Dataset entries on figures
^^^^^^^^^^^^^^^^

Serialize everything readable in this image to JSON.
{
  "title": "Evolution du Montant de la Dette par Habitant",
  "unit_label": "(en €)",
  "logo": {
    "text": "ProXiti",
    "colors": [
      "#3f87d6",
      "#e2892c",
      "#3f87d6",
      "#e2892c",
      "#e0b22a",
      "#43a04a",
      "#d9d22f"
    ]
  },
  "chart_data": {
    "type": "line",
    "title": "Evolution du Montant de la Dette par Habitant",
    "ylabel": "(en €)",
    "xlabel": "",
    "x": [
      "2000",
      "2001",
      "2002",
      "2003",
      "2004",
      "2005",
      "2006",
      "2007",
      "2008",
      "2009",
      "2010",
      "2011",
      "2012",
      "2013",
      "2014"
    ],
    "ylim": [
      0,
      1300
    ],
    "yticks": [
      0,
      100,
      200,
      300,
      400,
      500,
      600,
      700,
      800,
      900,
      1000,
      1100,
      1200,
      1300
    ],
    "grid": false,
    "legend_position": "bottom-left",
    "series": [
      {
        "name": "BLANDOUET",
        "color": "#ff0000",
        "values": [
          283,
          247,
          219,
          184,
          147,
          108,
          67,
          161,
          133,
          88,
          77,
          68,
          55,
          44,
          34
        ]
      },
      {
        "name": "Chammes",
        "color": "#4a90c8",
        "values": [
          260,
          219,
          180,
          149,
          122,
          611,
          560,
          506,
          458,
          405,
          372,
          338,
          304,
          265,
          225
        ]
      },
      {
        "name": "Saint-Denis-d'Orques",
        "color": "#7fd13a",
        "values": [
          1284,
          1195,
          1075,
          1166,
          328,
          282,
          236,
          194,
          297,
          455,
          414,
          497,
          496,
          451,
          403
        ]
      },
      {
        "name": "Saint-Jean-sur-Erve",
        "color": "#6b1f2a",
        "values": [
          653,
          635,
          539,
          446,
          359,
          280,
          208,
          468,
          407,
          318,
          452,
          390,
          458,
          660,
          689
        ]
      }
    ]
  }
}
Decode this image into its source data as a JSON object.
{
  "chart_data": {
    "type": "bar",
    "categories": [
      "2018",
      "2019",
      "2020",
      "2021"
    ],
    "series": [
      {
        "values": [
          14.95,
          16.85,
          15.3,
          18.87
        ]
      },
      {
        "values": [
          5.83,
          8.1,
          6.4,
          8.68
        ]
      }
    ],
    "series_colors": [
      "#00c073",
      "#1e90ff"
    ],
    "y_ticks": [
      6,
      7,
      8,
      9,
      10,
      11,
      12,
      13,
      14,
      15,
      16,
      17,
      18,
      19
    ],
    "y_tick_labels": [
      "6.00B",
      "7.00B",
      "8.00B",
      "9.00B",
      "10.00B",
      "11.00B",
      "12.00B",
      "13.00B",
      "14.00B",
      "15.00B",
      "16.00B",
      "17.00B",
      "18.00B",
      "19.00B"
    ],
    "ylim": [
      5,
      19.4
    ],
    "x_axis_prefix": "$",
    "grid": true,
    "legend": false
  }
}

^^^^^^^^^^^^^^^^

= Description of the task =
Find the word "Dette" in the records and pull out each line that has it.

= Exercise solution =
  "title": "Evolution du Montant de la Dette par Habitant",
    "title": "Evolution du Montant de la Dette par Habitant",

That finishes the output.